*Record list*:

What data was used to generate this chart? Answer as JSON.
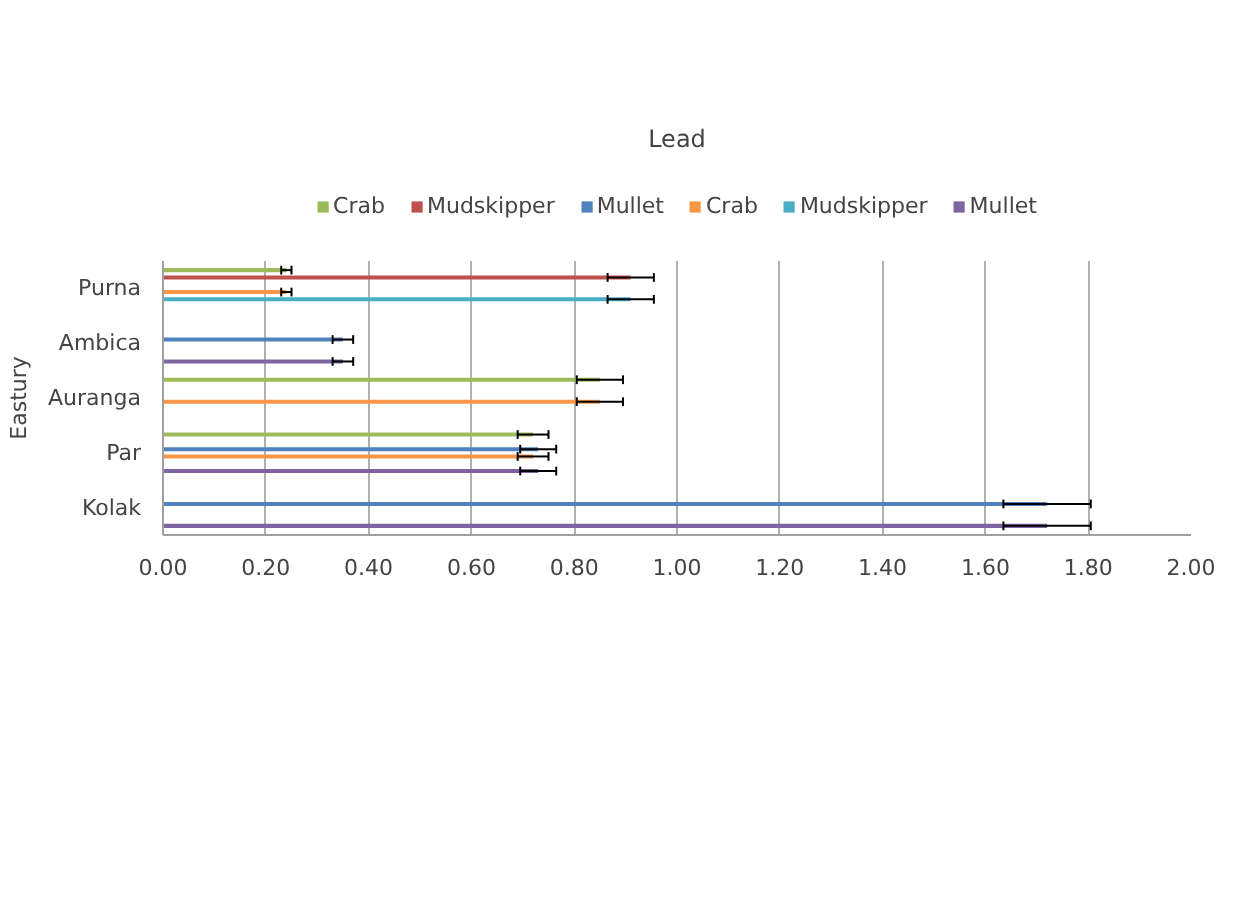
{
  "chart_data": {
    "type": "bar",
    "orientation": "horizontal",
    "title": "Lead",
    "ylabel": "Eastury",
    "categories": [
      "Purna",
      "Ambica",
      "Auranga",
      "Par",
      "Kolak"
    ],
    "series": [
      {
        "name": "Crab",
        "color": "#9bbb59",
        "values": [
          0.24,
          null,
          0.85,
          0.72,
          null
        ],
        "errors": [
          0.01,
          null,
          0.045,
          0.03,
          null
        ]
      },
      {
        "name": "Mudskipper",
        "color": "#c0504d",
        "values": [
          0.91,
          null,
          null,
          null,
          null
        ],
        "errors": [
          0.045,
          null,
          null,
          null,
          null
        ]
      },
      {
        "name": "Mullet",
        "color": "#4f81bd",
        "values": [
          null,
          0.35,
          null,
          0.73,
          1.72
        ],
        "errors": [
          null,
          0.02,
          null,
          0.035,
          0.085
        ]
      },
      {
        "name": "Crab",
        "color": "#f79646",
        "values": [
          0.24,
          null,
          0.85,
          0.72,
          null
        ],
        "errors": [
          0.01,
          null,
          0.045,
          0.03,
          null
        ]
      },
      {
        "name": "Mudskipper",
        "color": "#4bacc6",
        "values": [
          0.91,
          null,
          null,
          null,
          null
        ],
        "errors": [
          0.045,
          null,
          null,
          null,
          null
        ]
      },
      {
        "name": "Mullet",
        "color": "#8064a2",
        "values": [
          null,
          0.35,
          null,
          0.73,
          1.72
        ],
        "errors": [
          null,
          0.02,
          null,
          0.035,
          0.085
        ]
      }
    ],
    "xlim": [
      0,
      2
    ],
    "xticks": [
      {
        "value": 0,
        "label": "0.00"
      },
      {
        "value": 0.2,
        "label": "0.20"
      },
      {
        "value": 0.4,
        "label": "0.40"
      },
      {
        "value": 0.6,
        "label": "0.60"
      },
      {
        "value": 0.8,
        "label": "0.80"
      },
      {
        "value": 1.0,
        "label": "1.00"
      },
      {
        "value": 1.2,
        "label": "1.20"
      },
      {
        "value": 1.4,
        "label": "1.40"
      },
      {
        "value": 1.6,
        "label": "1.60"
      },
      {
        "value": 1.8,
        "label": "1.80"
      },
      {
        "value": 2.0,
        "label": "2.00"
      }
    ],
    "grid": "x",
    "legend": "top"
  }
}
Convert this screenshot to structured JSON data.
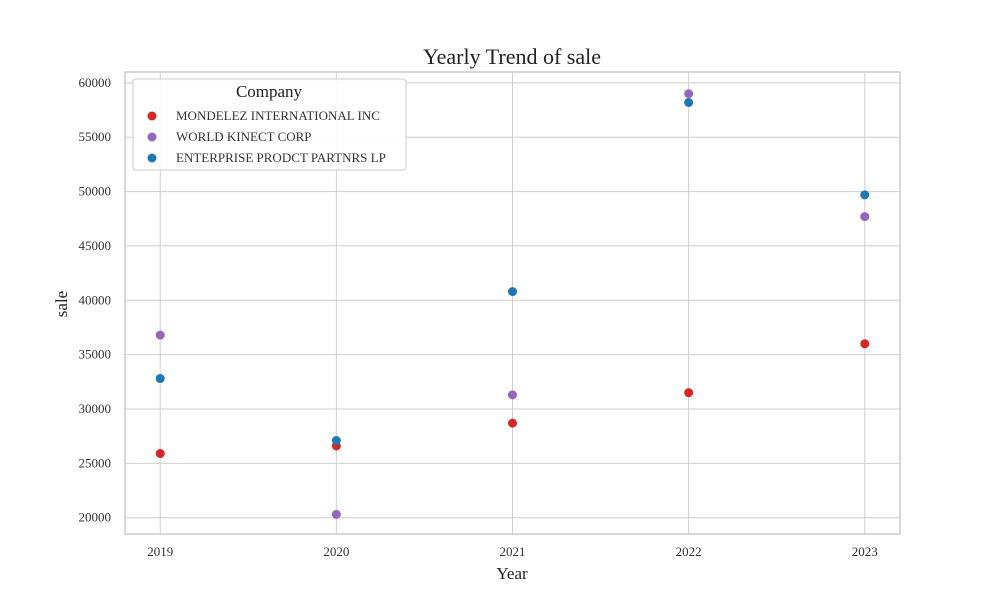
{
  "chart_data": {
    "type": "scatter",
    "title": "Yearly Trend of  sale",
    "xlabel": "Year",
    "ylabel": "sale",
    "x": [
      2019,
      2020,
      2021,
      2022,
      2023
    ],
    "xlim": [
      2018.8,
      2023.2
    ],
    "ylim": [
      18500,
      61000
    ],
    "yticks": [
      20000,
      25000,
      30000,
      35000,
      40000,
      45000,
      50000,
      55000,
      60000
    ],
    "grid": true,
    "legend": {
      "title": "Company",
      "position": "top-left"
    },
    "series": [
      {
        "name": "MONDELEZ INTERNATIONAL INC",
        "color": "#d62728",
        "values": [
          25900,
          26600,
          28700,
          31500,
          36000
        ]
      },
      {
        "name": "WORLD KINECT CORP",
        "color": "#9467bd",
        "values": [
          36800,
          20300,
          31300,
          59000,
          47700
        ]
      },
      {
        "name": "ENTERPRISE PRODCT PARTNRS LP",
        "color": "#1f77b4",
        "values": [
          32800,
          27100,
          40800,
          58200,
          49700
        ]
      }
    ]
  }
}
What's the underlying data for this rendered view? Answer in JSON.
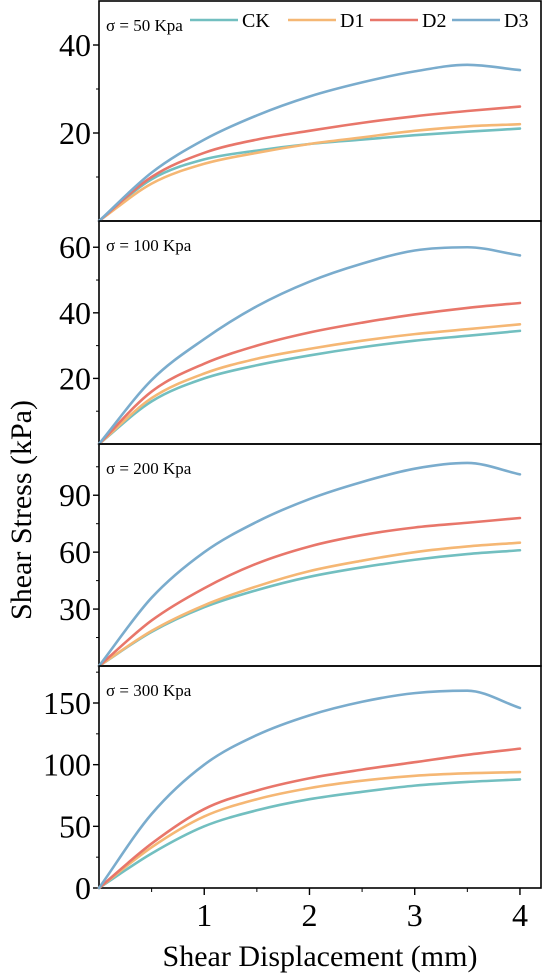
{
  "chart_data": {
    "type": "line",
    "xlabel": "Shear Displacement (mm)",
    "ylabel": "Shear Stress (kPa)",
    "xlim": [
      0,
      4.2
    ],
    "xticks": [
      1,
      2,
      3,
      4
    ],
    "grid": false,
    "legend_placement": "top",
    "legend": [
      {
        "name": "CK",
        "color": "#72bfc0"
      },
      {
        "name": "D1",
        "color": "#f5b774"
      },
      {
        "name": "D2",
        "color": "#e8766a"
      },
      {
        "name": "D3",
        "color": "#7aaccd"
      }
    ],
    "x": [
      0,
      0.5,
      1,
      1.5,
      2,
      2.5,
      3,
      3.5,
      4
    ],
    "panels": [
      {
        "label": "σ = 50 Kpa",
        "ylim": [
          0,
          50
        ],
        "yticks": [
          20,
          40
        ],
        "series": [
          {
            "name": "CK",
            "values": [
              0,
              9.5,
              14,
              16,
              17.5,
              18.5,
              19.5,
              20.3,
              21
            ]
          },
          {
            "name": "D1",
            "values": [
              0,
              8.5,
              13,
              15.5,
              17.5,
              19,
              20.5,
              21.5,
              22
            ]
          },
          {
            "name": "D2",
            "values": [
              0,
              10,
              15.5,
              18.5,
              20.5,
              22.3,
              23.8,
              25,
              26
            ]
          },
          {
            "name": "D3",
            "values": [
              0,
              11,
              18.5,
              24,
              28.3,
              31.5,
              34,
              35.5,
              34.3
            ]
          }
        ]
      },
      {
        "label": "σ = 100 Kpa",
        "ylim": [
          0,
          68
        ],
        "yticks": [
          20,
          40,
          60
        ],
        "series": [
          {
            "name": "CK",
            "values": [
              0,
              13,
              20,
              24,
              27,
              29.5,
              31.5,
              33,
              34.5
            ]
          },
          {
            "name": "D1",
            "values": [
              0,
              14,
              21.5,
              26,
              29,
              31.5,
              33.5,
              35,
              36.5
            ]
          },
          {
            "name": "D2",
            "values": [
              0,
              16,
              24.5,
              30,
              34,
              37,
              39.5,
              41.5,
              43
            ]
          },
          {
            "name": "D3",
            "values": [
              0,
              19.5,
              32,
              42,
              49.5,
              55,
              59,
              60,
              57.5
            ]
          }
        ]
      },
      {
        "label": "σ = 200 Kpa",
        "ylim": [
          0,
          117
        ],
        "yticks": [
          30,
          60,
          90
        ],
        "series": [
          {
            "name": "CK",
            "values": [
              0,
              18,
              31,
              40,
              47,
              52,
              56,
              59,
              61
            ]
          },
          {
            "name": "D1",
            "values": [
              0,
              18.5,
              32,
              42,
              50,
              55.5,
              60,
              63,
              65
            ]
          },
          {
            "name": "D2",
            "values": [
              0,
              24,
              41,
              54,
              63,
              69,
              73,
              75.5,
              78
            ]
          },
          {
            "name": "D3",
            "values": [
              0,
              36,
              60,
              76,
              88,
              97,
              104,
              107,
              101
            ]
          }
        ]
      },
      {
        "label": "σ = 300 Kpa",
        "ylim": [
          0,
          180
        ],
        "yticks": [
          0,
          50,
          100,
          150
        ],
        "series": [
          {
            "name": "CK",
            "values": [
              0,
              28,
              50,
              63,
              72,
              78,
              83,
              86,
              88
            ]
          },
          {
            "name": "D1",
            "values": [
              0,
              33,
              58,
              72,
              81,
              87,
              91,
              93,
              94
            ]
          },
          {
            "name": "D2",
            "values": [
              0,
              36,
              64,
              79,
              89,
              96,
              102,
              108,
              113
            ]
          },
          {
            "name": "D3",
            "values": [
              0,
              60,
              100,
              124,
              140,
              151,
              158,
              160,
              146
            ]
          }
        ]
      }
    ]
  }
}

*Exercise objective*:
Leave out the pictures and restate everything else word for word.

*Full output*:
What data was used to generate this chart? Answer as JSON.
{
  "chart_data": {
    "type": "bar",
    "orientation": "horizontal",
    "title": "Lead",
    "ylabel": "Eastury",
    "categories": [
      "Purna",
      "Ambica",
      "Auranga",
      "Par",
      "Kolak"
    ],
    "series": [
      {
        "name": "Crab",
        "color": "#9bbb59",
        "values": [
          0.24,
          null,
          0.85,
          0.72,
          null
        ],
        "errors": [
          0.01,
          null,
          0.045,
          0.03,
          null
        ]
      },
      {
        "name": "Mudskipper",
        "color": "#c0504d",
        "values": [
          0.91,
          null,
          null,
          null,
          null
        ],
        "errors": [
          0.045,
          null,
          null,
          null,
          null
        ]
      },
      {
        "name": "Mullet",
        "color": "#4f81bd",
        "values": [
          null,
          0.35,
          null,
          0.73,
          1.72
        ],
        "errors": [
          null,
          0.02,
          null,
          0.035,
          0.085
        ]
      },
      {
        "name": "Crab",
        "color": "#f79646",
        "values": [
          0.24,
          null,
          0.85,
          0.72,
          null
        ],
        "errors": [
          0.01,
          null,
          0.045,
          0.03,
          null
        ]
      },
      {
        "name": "Mudskipper",
        "color": "#4bacc6",
        "values": [
          0.91,
          null,
          null,
          null,
          null
        ],
        "errors": [
          0.045,
          null,
          null,
          null,
          null
        ]
      },
      {
        "name": "Mullet",
        "color": "#8064a2",
        "values": [
          null,
          0.35,
          null,
          0.73,
          1.72
        ],
        "errors": [
          null,
          0.02,
          null,
          0.035,
          0.085
        ]
      }
    ],
    "xlim": [
      0,
      2
    ],
    "xticks": [
      {
        "value": 0,
        "label": "0.00"
      },
      {
        "value": 0.2,
        "label": "0.20"
      },
      {
        "value": 0.4,
        "label": "0.40"
      },
      {
        "value": 0.6,
        "label": "0.60"
      },
      {
        "value": 0.8,
        "label": "0.80"
      },
      {
        "value": 1.0,
        "label": "1.00"
      },
      {
        "value": 1.2,
        "label": "1.20"
      },
      {
        "value": 1.4,
        "label": "1.40"
      },
      {
        "value": 1.6,
        "label": "1.60"
      },
      {
        "value": 1.8,
        "label": "1.80"
      },
      {
        "value": 2.0,
        "label": "2.00"
      }
    ],
    "grid": "x",
    "legend": "top"
  }
}
Convert this screenshot to structured JSON data.
{
  "chart_data": {
    "type": "scatter",
    "title": "Yearly Trend of  sale",
    "xlabel": "Year",
    "ylabel": "sale",
    "x": [
      2019,
      2020,
      2021,
      2022,
      2023
    ],
    "xlim": [
      2018.8,
      2023.2
    ],
    "ylim": [
      18500,
      61000
    ],
    "yticks": [
      20000,
      25000,
      30000,
      35000,
      40000,
      45000,
      50000,
      55000,
      60000
    ],
    "grid": true,
    "legend": {
      "title": "Company",
      "position": "top-left"
    },
    "series": [
      {
        "name": "MONDELEZ INTERNATIONAL INC",
        "color": "#d62728",
        "values": [
          25900,
          26600,
          28700,
          31500,
          36000
        ]
      },
      {
        "name": "WORLD KINECT CORP",
        "color": "#9467bd",
        "values": [
          36800,
          20300,
          31300,
          59000,
          47700
        ]
      },
      {
        "name": "ENTERPRISE PRODCT PARTNRS LP",
        "color": "#1f77b4",
        "values": [
          32800,
          27100,
          40800,
          58200,
          49700
        ]
      }
    ]
  }
}
What's the underlying data for this rendered view? Answer in JSON.
{
  "chart_data": {
    "type": "line",
    "xlabel": "Shear Displacement (mm)",
    "ylabel": "Shear Stress (kPa)",
    "xlim": [
      0,
      4.2
    ],
    "xticks": [
      1,
      2,
      3,
      4
    ],
    "grid": false,
    "legend_placement": "top",
    "legend": [
      {
        "name": "CK",
        "color": "#72bfc0"
      },
      {
        "name": "D1",
        "color": "#f5b774"
      },
      {
        "name": "D2",
        "color": "#e8766a"
      },
      {
        "name": "D3",
        "color": "#7aaccd"
      }
    ],
    "x": [
      0,
      0.5,
      1,
      1.5,
      2,
      2.5,
      3,
      3.5,
      4
    ],
    "panels": [
      {
        "label": "σ = 50 Kpa",
        "ylim": [
          0,
          50
        ],
        "yticks": [
          20,
          40
        ],
        "series": [
          {
            "name": "CK",
            "values": [
              0,
              9.5,
              14,
              16,
              17.5,
              18.5,
              19.5,
              20.3,
              21
            ]
          },
          {
            "name": "D1",
            "values": [
              0,
              8.5,
              13,
              15.5,
              17.5,
              19,
              20.5,
              21.5,
              22
            ]
          },
          {
            "name": "D2",
            "values": [
              0,
              10,
              15.5,
              18.5,
              20.5,
              22.3,
              23.8,
              25,
              26
            ]
          },
          {
            "name": "D3",
            "values": [
              0,
              11,
              18.5,
              24,
              28.3,
              31.5,
              34,
              35.5,
              34.3
            ]
          }
        ]
      },
      {
        "label": "σ = 100 Kpa",
        "ylim": [
          0,
          68
        ],
        "yticks": [
          20,
          40,
          60
        ],
        "series": [
          {
            "name": "CK",
            "values": [
              0,
              13,
              20,
              24,
              27,
              29.5,
              31.5,
              33,
              34.5
            ]
          },
          {
            "name": "D1",
            "values": [
              0,
              14,
              21.5,
              26,
              29,
              31.5,
              33.5,
              35,
              36.5
            ]
          },
          {
            "name": "D2",
            "values": [
              0,
              16,
              24.5,
              30,
              34,
              37,
              39.5,
              41.5,
              43
            ]
          },
          {
            "name": "D3",
            "values": [
              0,
              19.5,
              32,
              42,
              49.5,
              55,
              59,
              60,
              57.5
            ]
          }
        ]
      },
      {
        "label": "σ = 200 Kpa",
        "ylim": [
          0,
          117
        ],
        "yticks": [
          30,
          60,
          90
        ],
        "series": [
          {
            "name": "CK",
            "values": [
              0,
              18,
              31,
              40,
              47,
              52,
              56,
              59,
              61
            ]
          },
          {
            "name": "D1",
            "values": [
              0,
              18.5,
              32,
              42,
              50,
              55.5,
              60,
              63,
              65
            ]
          },
          {
            "name": "D2",
            "values": [
              0,
              24,
              41,
              54,
              63,
              69,
              73,
              75.5,
              78
            ]
          },
          {
            "name": "D3",
            "values": [
              0,
              36,
              60,
              76,
              88,
              97,
              104,
              107,
              101
            ]
          }
        ]
      },
      {
        "label": "σ = 300 Kpa",
        "ylim": [
          0,
          180
        ],
        "yticks": [
          0,
          50,
          100,
          150
        ],
        "series": [
          {
            "name": "CK",
            "values": [
              0,
              28,
              50,
              63,
              72,
              78,
              83,
              86,
              88
            ]
          },
          {
            "name": "D1",
            "values": [
              0,
              33,
              58,
              72,
              81,
              87,
              91,
              93,
              94
            ]
          },
          {
            "name": "D2",
            "values": [
              0,
              36,
              64,
              79,
              89,
              96,
              102,
              108,
              113
            ]
          },
          {
            "name": "D3",
            "values": [
              0,
              60,
              100,
              124,
              140,
              151,
              158,
              160,
              146
            ]
          }
        ]
      }
    ]
  }
}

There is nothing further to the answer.